Instruction | Give only the number of lines in the records that include the string "レンカク".
• • • • •
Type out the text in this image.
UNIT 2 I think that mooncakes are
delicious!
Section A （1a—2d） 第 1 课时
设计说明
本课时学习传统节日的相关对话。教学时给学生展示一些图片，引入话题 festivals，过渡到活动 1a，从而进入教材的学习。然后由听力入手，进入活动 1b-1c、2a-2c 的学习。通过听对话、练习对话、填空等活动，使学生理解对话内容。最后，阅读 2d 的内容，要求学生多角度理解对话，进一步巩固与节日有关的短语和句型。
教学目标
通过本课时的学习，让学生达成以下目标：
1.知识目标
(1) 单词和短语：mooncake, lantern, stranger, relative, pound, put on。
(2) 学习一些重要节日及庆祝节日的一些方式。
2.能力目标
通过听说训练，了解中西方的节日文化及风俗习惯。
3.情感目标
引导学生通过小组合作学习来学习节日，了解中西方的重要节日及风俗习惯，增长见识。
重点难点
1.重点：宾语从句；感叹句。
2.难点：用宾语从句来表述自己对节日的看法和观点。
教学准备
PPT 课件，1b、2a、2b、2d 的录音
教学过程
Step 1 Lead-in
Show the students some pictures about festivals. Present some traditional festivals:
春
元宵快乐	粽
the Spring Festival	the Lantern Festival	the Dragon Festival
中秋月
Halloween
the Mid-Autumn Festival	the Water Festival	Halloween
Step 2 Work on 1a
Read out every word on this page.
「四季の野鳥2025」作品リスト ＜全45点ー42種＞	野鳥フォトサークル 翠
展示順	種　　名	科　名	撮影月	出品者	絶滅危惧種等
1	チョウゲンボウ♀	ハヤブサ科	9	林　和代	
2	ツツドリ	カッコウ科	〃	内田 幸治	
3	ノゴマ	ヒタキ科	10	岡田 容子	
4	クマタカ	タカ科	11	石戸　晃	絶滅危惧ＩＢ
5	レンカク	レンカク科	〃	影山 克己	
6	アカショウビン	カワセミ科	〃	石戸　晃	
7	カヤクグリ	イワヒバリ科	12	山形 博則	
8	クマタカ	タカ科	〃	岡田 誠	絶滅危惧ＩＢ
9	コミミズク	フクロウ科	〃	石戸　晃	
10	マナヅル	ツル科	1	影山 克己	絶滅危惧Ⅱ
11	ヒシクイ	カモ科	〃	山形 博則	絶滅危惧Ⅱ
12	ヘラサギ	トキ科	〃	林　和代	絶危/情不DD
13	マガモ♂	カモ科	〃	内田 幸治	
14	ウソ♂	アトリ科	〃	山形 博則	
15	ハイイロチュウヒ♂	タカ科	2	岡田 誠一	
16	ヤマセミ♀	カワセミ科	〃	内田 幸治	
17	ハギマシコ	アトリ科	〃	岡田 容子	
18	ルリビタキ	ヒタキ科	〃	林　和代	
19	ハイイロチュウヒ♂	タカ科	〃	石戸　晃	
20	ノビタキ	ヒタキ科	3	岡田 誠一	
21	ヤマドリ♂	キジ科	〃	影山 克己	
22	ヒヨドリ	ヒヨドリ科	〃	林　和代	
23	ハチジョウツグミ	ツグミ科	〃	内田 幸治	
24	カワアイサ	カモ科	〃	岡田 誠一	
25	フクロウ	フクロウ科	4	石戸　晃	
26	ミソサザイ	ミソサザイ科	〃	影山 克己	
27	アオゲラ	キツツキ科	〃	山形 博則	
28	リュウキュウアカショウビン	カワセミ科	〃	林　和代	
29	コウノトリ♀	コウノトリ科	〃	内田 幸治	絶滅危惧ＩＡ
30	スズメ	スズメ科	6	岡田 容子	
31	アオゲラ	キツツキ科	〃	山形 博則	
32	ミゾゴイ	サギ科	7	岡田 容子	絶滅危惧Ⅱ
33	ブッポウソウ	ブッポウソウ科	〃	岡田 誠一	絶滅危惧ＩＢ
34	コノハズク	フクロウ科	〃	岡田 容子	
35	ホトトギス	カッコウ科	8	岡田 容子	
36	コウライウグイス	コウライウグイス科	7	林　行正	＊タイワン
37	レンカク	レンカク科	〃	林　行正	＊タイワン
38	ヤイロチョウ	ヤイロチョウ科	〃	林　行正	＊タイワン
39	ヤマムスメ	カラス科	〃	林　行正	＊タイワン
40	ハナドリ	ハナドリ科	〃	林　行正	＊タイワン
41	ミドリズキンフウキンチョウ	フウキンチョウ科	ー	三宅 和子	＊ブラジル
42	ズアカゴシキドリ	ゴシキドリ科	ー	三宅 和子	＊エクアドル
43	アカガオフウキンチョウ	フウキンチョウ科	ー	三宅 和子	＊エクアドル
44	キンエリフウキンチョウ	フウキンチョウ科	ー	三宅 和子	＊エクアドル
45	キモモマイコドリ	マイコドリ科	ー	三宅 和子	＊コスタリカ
• • • • •
The completed task | 2